**Problem to solve**
Locate each line with the string "autorización" in the listing below and copy it.

BEGIN Given data

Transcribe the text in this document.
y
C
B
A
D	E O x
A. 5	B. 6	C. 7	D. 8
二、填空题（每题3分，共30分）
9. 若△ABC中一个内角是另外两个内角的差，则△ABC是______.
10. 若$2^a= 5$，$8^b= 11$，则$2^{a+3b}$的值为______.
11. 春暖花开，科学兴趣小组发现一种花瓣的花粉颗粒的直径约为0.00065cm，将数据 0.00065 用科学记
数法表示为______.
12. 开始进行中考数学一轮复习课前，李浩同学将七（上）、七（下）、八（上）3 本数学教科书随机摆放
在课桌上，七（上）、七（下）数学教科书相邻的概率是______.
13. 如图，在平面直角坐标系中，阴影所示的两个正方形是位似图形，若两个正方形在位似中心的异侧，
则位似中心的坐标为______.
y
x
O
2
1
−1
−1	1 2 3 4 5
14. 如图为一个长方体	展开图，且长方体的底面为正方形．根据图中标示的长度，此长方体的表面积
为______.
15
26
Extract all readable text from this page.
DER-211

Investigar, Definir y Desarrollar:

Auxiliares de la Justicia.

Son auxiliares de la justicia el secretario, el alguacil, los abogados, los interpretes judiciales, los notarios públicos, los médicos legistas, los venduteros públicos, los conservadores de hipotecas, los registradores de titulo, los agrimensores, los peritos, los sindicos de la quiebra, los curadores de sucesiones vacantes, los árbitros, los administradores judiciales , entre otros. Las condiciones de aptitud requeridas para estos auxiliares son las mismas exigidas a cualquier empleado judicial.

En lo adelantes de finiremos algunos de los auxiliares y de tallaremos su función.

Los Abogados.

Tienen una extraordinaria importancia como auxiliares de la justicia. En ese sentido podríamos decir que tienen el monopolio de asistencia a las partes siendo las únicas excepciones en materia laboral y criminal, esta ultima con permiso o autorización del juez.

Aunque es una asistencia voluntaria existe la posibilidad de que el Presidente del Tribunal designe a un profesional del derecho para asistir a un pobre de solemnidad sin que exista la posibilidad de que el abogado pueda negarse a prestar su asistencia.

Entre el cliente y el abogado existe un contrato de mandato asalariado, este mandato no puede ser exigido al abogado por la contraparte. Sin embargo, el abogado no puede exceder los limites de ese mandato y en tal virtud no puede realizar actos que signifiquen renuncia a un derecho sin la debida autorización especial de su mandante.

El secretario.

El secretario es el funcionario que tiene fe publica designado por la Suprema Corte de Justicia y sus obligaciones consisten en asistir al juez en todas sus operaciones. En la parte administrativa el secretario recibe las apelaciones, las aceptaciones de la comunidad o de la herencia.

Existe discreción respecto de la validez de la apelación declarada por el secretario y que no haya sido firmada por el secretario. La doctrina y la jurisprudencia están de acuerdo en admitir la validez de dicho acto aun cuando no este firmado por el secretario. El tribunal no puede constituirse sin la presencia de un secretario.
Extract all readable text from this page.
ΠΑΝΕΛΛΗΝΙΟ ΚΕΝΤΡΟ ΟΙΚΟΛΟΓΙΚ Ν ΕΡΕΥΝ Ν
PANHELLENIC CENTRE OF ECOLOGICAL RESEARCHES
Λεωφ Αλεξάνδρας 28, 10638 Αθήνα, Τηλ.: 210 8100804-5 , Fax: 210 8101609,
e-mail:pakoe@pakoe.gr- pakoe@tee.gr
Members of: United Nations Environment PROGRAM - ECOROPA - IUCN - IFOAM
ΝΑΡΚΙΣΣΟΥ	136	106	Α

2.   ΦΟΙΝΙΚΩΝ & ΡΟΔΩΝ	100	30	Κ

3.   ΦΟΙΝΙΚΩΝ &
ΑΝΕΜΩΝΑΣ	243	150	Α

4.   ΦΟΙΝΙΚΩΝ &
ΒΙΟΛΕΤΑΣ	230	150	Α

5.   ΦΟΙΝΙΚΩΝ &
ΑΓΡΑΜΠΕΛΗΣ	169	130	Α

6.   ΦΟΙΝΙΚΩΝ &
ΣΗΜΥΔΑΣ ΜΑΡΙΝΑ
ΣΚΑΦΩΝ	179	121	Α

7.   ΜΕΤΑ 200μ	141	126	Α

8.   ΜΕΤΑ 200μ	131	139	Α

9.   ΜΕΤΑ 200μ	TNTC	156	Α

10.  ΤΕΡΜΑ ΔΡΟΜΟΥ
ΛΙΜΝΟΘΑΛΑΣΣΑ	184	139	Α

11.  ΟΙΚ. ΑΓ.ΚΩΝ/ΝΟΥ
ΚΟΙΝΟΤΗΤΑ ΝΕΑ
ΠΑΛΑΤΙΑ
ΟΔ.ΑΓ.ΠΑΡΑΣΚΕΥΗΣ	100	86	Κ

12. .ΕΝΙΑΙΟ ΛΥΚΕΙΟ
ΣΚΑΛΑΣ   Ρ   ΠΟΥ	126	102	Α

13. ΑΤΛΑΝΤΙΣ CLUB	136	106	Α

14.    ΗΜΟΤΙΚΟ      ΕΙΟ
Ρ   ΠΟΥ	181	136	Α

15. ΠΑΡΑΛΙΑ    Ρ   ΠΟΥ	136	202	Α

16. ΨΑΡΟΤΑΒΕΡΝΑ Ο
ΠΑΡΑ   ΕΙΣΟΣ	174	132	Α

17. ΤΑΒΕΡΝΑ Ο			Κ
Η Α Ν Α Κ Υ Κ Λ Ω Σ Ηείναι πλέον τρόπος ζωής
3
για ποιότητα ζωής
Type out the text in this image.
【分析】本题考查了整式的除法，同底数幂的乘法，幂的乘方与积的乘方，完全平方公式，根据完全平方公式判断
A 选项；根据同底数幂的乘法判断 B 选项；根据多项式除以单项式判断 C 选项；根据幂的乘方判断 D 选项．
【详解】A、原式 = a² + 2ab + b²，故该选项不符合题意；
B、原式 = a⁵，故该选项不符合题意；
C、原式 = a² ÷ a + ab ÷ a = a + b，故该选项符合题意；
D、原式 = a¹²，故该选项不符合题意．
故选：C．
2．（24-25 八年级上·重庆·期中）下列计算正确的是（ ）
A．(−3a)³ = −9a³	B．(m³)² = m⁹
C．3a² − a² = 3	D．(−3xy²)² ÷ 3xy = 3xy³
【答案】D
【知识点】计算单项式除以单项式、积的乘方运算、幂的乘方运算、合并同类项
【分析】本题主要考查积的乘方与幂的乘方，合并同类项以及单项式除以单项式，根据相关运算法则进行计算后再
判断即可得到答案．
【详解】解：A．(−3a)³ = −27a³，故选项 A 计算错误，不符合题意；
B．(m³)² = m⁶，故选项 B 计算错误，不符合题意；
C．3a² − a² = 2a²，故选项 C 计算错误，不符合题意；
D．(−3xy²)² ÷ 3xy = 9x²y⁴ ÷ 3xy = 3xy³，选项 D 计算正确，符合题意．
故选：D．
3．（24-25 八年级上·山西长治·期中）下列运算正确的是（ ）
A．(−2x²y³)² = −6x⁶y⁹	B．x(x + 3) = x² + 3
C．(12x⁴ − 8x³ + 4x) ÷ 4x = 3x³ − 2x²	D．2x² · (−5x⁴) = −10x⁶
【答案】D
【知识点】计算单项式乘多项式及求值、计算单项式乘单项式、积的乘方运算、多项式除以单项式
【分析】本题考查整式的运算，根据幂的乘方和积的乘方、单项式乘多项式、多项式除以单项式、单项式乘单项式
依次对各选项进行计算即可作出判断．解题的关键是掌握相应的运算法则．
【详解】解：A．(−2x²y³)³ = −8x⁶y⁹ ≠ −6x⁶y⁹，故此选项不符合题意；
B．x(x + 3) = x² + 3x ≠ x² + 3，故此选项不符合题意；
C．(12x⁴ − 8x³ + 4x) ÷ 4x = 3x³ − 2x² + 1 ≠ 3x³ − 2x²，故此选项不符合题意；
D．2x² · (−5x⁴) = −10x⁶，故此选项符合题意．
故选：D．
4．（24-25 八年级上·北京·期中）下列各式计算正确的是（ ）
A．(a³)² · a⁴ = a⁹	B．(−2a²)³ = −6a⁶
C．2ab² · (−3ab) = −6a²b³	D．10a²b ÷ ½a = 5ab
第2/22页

END Given data

**Problem solution**
Tienen una extraordinaria importancia como auxiliares de la justicia. En ese sentido podríamos decir que tienen el monopolio de asistencia a las partes siendo las únicas excepciones en materia laboral y criminal, esta ultima con permiso o autorización del juez.
Entre el cliente y el abogado existe un contrato de mandato asalariado, este mandato no puede ser exigido al abogado por la contraparte. Sin embargo, el abogado no puede exceder los limites de ese mandato y en tal virtud no puede realizar actos que signifiquen renuncia a un derecho sin la debida autorización especial de su mandante.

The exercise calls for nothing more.